Instructions for the task =
Give the records back in full, exactly as they read.

Recorded data =
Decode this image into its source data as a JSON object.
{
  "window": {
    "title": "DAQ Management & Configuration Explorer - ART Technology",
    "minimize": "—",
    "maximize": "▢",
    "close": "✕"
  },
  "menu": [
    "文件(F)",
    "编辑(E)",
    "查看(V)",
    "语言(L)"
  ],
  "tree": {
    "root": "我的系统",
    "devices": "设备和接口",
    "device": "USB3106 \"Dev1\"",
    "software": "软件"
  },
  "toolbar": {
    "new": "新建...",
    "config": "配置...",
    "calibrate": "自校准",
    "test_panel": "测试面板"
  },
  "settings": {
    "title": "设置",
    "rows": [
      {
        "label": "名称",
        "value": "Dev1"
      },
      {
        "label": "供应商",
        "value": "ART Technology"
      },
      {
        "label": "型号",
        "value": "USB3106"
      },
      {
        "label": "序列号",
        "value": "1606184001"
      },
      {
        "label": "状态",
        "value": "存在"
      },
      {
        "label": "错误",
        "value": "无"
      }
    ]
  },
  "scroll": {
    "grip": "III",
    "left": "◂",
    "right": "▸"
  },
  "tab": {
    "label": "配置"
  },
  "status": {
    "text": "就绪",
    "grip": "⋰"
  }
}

Answer in full =
Decode this image into its source data as a JSON object.
{
  "window": {
    "title": "DAQ Management & Configuration Explorer - ART Technology",
    "minimize": "—",
    "maximize": "▢",
    "close": "✕"
  },
  "menu": [
    "文件(F)",
    "编辑(E)",
    "查看(V)",
    "语言(L)"
  ],
  "tree": {
    "root": "我的系统",
    "devices": "设备和接口",
    "device": "USB3106 \"Dev1\"",
    "software": "软件"
  },
  "toolbar": {
    "new": "新建...",
    "config": "配置...",
    "calibrate": "自校准",
    "test_panel": "测试面板"
  },
  "settings": {
    "title": "设置",
    "rows": [
      {
        "label": "名称",
        "value": "Dev1"
      },
      {
        "label": "供应商",
        "value": "ART Technology"
      },
      {
        "label": "型号",
        "value": "USB3106"
      },
      {
        "label": "序列号",
        "value": "1606184001"
      },
      {
        "label": "状态",
        "value": "存在"
      },
      {
        "label": "错误",
        "value": "无"
      }
    ]
  },
  "scroll": {
    "grip": "III",
    "left": "◂",
    "right": "▸"
  },
  "tab": {
    "label": "配置"
  },
  "status": {
    "text": "就绪",
    "grip": "⋰"
  }
}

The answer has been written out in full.